Records that describe figures:
"""

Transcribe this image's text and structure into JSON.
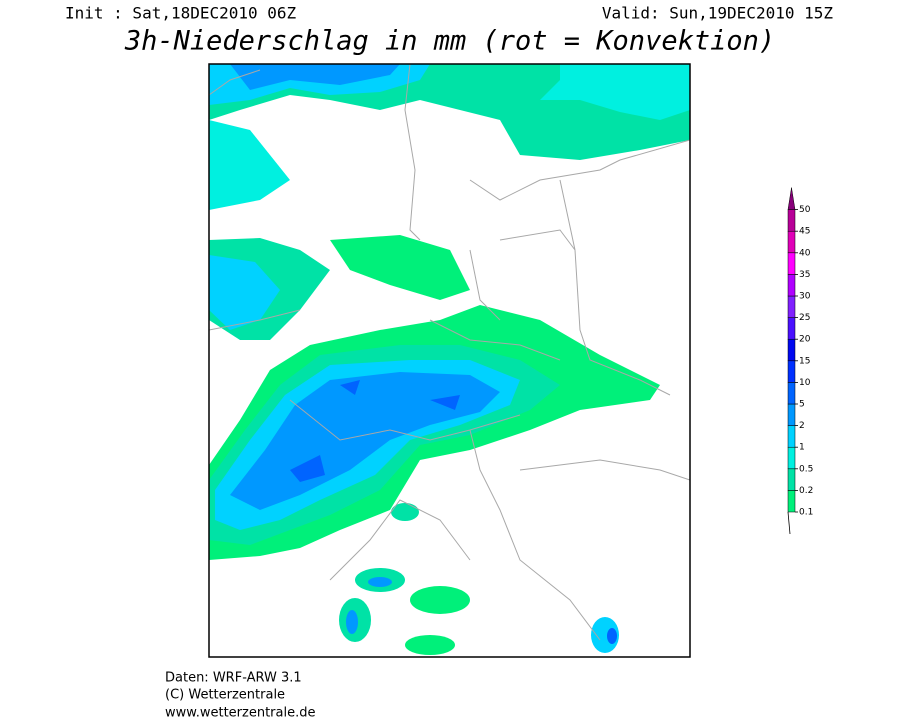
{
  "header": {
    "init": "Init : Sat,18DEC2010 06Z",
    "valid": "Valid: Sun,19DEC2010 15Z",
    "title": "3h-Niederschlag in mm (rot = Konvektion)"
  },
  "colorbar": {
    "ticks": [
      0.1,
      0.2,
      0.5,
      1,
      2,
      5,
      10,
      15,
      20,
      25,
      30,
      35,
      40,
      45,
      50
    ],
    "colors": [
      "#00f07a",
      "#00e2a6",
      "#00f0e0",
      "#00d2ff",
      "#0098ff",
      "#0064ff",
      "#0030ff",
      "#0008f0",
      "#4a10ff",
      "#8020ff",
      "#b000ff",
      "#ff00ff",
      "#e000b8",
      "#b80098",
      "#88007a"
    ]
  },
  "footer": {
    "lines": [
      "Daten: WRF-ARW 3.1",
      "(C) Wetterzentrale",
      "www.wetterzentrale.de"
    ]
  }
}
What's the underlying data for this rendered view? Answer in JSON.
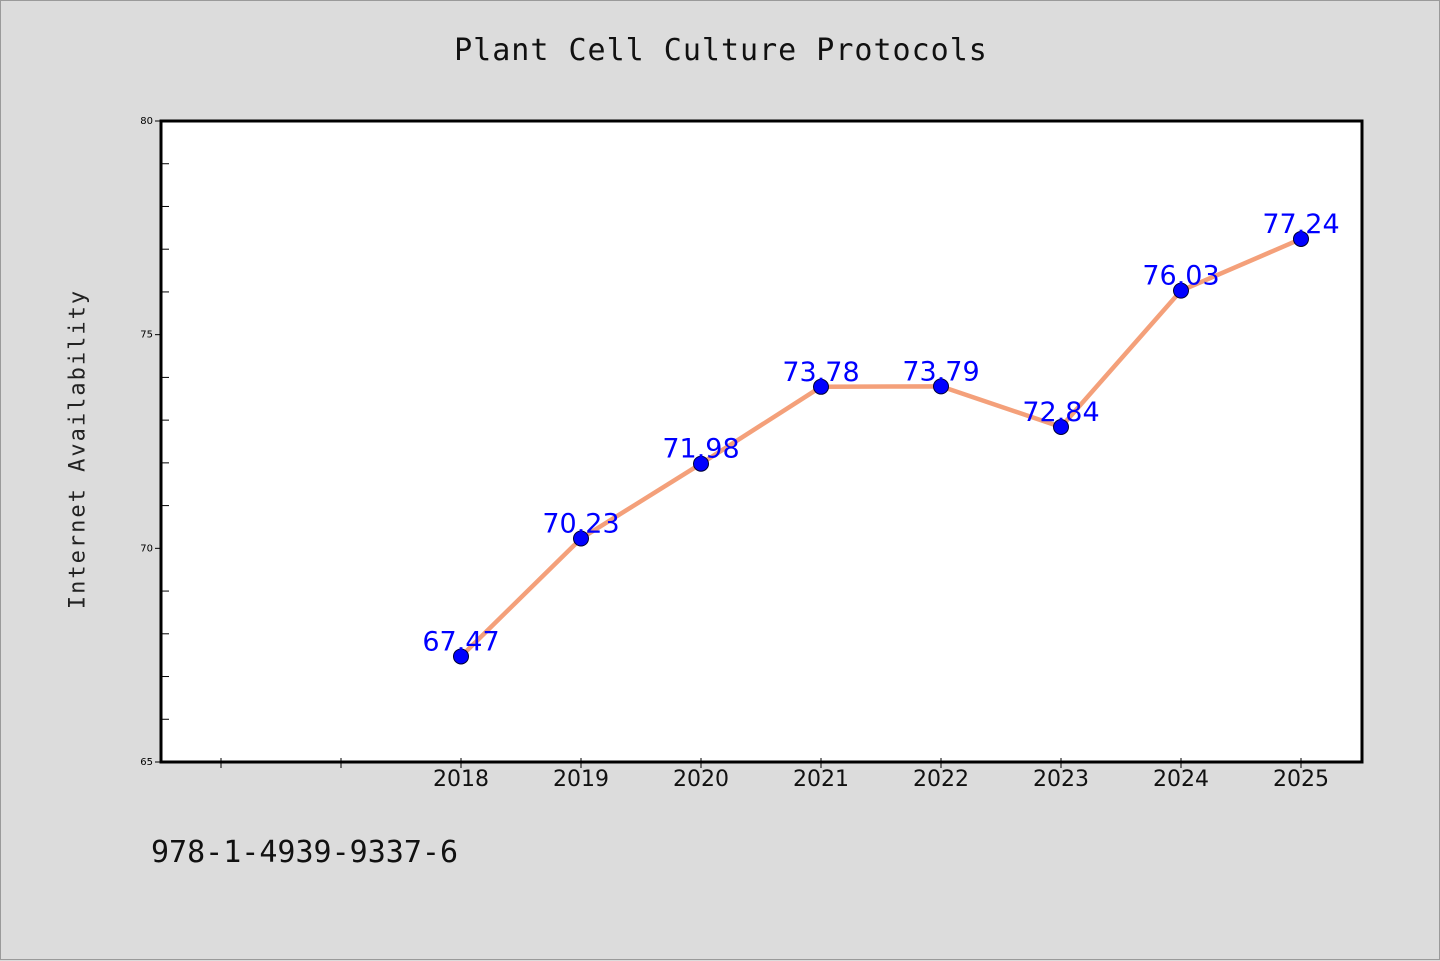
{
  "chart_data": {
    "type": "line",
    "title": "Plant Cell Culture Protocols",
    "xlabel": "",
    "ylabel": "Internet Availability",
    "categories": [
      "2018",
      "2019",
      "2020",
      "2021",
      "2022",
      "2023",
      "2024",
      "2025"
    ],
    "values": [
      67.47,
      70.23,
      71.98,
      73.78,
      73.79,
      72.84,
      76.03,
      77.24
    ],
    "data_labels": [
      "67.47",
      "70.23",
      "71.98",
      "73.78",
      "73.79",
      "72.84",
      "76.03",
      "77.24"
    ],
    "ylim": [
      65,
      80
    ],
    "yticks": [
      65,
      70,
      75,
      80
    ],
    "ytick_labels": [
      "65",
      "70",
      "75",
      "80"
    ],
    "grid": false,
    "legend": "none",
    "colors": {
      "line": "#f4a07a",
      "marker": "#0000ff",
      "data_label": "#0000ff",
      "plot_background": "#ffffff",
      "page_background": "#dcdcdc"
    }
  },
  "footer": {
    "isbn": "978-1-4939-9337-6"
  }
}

"""

What you will do:
Only the number is wanted: how many lines of the data contain the word "this"?

Full answer:
2